# Problem details:
Report how many lines in the listing below include the word "whitby". Write nothing besides the number.

# Excerpted records:
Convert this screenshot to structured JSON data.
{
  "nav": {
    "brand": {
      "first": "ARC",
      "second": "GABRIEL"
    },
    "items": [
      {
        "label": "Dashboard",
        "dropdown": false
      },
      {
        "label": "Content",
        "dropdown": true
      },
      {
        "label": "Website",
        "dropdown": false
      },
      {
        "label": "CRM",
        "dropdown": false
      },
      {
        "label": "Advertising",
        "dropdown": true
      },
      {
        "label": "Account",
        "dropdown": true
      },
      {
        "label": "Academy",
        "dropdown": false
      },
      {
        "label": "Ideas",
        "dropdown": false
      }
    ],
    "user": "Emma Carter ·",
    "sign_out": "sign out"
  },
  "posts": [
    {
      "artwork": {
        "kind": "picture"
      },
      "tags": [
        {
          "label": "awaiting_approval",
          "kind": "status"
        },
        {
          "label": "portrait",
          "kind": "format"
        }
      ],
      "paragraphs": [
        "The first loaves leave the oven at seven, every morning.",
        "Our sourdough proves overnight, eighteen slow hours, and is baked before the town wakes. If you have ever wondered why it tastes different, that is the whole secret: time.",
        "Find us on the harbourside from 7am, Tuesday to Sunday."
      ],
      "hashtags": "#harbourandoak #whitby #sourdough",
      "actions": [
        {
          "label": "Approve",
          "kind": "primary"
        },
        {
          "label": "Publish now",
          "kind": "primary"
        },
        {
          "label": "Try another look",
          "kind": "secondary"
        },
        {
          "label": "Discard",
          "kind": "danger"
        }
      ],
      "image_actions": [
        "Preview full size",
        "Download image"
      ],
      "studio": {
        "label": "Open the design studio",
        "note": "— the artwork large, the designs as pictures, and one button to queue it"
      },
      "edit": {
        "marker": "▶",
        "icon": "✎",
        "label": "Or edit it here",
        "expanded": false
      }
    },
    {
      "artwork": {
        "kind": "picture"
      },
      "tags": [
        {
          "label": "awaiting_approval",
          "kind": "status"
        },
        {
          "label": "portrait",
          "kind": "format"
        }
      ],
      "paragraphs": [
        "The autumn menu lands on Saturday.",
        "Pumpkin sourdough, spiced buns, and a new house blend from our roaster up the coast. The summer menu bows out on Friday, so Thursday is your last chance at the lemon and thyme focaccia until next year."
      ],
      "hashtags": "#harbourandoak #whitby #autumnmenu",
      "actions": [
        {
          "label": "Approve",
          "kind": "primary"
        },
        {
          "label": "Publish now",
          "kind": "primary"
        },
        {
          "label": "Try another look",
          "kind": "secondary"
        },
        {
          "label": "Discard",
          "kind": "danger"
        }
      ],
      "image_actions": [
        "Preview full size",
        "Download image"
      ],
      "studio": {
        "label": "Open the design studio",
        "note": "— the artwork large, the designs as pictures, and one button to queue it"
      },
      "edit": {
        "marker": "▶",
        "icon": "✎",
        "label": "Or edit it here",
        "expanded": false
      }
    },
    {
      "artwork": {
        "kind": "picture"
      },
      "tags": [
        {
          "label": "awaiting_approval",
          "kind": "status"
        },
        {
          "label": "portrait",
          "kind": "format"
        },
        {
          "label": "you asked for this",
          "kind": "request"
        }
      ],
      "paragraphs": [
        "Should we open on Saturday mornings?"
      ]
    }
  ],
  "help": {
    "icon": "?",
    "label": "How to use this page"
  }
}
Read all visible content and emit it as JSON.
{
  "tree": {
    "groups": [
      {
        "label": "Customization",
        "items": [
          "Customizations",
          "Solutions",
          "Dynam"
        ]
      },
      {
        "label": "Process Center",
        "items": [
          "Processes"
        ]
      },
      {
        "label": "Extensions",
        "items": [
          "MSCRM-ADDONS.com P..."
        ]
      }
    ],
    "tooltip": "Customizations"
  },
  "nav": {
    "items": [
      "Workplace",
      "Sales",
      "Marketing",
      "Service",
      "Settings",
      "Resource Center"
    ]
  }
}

# Result of this exercise:
2